**Direction**
Go through the material below and count the lines with the string "name"; the number is the whole answer.

**Provided data**
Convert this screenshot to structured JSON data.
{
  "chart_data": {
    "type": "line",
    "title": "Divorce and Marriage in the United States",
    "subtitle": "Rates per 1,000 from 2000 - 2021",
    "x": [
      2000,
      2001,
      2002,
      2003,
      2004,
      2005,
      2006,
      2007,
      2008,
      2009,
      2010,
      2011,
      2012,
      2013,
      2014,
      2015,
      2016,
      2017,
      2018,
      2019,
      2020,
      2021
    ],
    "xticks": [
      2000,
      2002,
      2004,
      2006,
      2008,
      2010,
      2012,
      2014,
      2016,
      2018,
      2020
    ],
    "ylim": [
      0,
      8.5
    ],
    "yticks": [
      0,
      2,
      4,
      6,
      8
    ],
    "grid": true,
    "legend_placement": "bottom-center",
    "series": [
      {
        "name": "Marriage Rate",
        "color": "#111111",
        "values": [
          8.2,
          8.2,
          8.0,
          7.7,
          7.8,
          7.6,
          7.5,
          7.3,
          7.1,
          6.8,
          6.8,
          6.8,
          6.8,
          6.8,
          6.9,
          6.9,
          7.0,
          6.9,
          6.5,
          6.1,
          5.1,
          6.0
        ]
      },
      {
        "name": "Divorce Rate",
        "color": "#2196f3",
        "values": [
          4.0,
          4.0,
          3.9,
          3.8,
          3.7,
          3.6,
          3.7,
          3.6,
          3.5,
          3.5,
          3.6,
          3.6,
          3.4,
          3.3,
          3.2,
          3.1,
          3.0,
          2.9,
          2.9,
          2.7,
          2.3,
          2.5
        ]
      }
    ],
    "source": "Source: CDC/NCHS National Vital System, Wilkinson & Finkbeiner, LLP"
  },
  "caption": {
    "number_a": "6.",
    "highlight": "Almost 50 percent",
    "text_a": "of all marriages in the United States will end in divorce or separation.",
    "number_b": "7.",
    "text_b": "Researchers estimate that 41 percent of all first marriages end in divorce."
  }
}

**Reply**
2